=== DATASET EXCERPTS ===

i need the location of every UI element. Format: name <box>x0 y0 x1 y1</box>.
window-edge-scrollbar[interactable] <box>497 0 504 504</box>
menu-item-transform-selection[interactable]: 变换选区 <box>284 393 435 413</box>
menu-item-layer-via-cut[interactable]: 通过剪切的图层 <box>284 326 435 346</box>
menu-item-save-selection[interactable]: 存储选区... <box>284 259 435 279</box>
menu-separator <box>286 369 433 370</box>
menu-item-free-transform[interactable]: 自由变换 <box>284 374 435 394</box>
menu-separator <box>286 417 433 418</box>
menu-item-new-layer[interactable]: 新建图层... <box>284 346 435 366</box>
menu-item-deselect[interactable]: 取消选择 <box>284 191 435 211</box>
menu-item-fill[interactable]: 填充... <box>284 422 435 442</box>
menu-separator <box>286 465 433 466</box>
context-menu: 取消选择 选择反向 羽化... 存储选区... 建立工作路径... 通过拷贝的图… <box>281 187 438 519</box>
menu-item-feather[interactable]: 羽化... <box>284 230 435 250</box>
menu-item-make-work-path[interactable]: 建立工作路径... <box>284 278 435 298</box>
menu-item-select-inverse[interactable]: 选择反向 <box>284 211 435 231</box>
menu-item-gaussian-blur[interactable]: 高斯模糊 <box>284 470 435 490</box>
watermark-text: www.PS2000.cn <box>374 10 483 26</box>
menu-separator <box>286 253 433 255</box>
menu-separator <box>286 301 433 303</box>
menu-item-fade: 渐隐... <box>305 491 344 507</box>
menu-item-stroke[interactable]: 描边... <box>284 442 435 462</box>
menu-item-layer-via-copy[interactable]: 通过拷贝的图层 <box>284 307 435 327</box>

===

■ **TASK TO COMPLETE**:
How many lines of the listing above contain the string "separator"? Reply with the number alone.

■ **EXERCISE RESULT**:
5